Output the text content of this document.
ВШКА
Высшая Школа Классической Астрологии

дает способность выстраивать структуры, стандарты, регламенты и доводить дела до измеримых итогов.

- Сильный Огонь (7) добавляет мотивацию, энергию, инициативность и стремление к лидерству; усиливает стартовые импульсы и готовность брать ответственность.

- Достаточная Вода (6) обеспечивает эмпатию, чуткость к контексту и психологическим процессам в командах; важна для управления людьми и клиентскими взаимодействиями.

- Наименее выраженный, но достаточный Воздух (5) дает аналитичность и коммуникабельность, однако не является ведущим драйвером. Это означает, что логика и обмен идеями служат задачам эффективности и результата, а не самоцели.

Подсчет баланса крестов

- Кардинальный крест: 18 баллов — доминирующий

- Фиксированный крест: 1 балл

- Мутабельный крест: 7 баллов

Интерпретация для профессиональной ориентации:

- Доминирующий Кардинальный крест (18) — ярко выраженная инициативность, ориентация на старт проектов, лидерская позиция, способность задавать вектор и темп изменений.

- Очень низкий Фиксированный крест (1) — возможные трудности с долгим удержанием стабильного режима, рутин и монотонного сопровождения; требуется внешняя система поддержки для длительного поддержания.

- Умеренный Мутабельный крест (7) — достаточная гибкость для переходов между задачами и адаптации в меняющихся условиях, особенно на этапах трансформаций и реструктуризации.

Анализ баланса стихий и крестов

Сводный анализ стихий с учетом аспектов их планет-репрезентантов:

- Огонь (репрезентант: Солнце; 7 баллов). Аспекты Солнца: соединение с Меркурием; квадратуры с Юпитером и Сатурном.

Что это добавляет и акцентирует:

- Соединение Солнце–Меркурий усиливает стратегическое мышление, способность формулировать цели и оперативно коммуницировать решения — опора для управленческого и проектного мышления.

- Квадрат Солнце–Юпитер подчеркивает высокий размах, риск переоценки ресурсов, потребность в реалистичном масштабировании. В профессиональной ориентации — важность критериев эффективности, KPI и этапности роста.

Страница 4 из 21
==================================================
**YOUR INSTRUCTIONS**: Repeat every record, exactly as written.

**TASK SOLUTION**:
Output the text content of this document.
ВШКА
Высшая Школа Классической Астрологии

дает способность выстраивать структуры, стандарты, регламенты и доводить дела до измеримых итогов.

- Сильный Огонь (7) добавляет мотивацию, энергию, инициативность и стремление к лидерству; усиливает стартовые импульсы и готовность брать ответственность.

- Достаточная Вода (6) обеспечивает эмпатию, чуткость к контексту и психологическим процессам в командах; важна для управления людьми и клиентскими взаимодействиями.

- Наименее выраженный, но достаточный Воздух (5) дает аналитичность и коммуникабельность, однако не является ведущим драйвером. Это означает, что логика и обмен идеями служат задачам эффективности и результата, а не самоцели.

Подсчет баланса крестов

- Кардинальный крест: 18 баллов — доминирующий

- Фиксированный крест: 1 балл

- Мутабельный крест: 7 баллов

Интерпретация для профессиональной ориентации:

- Доминирующий Кардинальный крест (18) — ярко выраженная инициативность, ориентация на старт проектов, лидерская позиция, способность задавать вектор и темп изменений.

- Очень низкий Фиксированный крест (1) — возможные трудности с долгим удержанием стабильного режима, рутин и монотонного сопровождения; требуется внешняя система поддержки для длительного поддержания.

- Умеренный Мутабельный крест (7) — достаточная гибкость для переходов между задачами и адаптации в меняющихся условиях, особенно на этапах трансформаций и реструктуризации.

Анализ баланса стихий и крестов

Сводный анализ стихий с учетом аспектов их планет-репрезентантов:

- Огонь (репрезентант: Солнце; 7 баллов). Аспекты Солнца: соединение с Меркурием; квадратуры с Юпитером и Сатурном.

Что это добавляет и акцентирует:

- Соединение Солнце–Меркурий усиливает стратегическое мышление, способность формулировать цели и оперативно коммуницировать решения — опора для управленческого и проектного мышления.

- Квадрат Солнце–Юпитер подчеркивает высокий размах, риск переоценки ресурсов, потребность в реалистичном масштабировании. В профессиональной ориентации — важность критериев эффективности, KPI и этапности роста.

Страница 4 из 21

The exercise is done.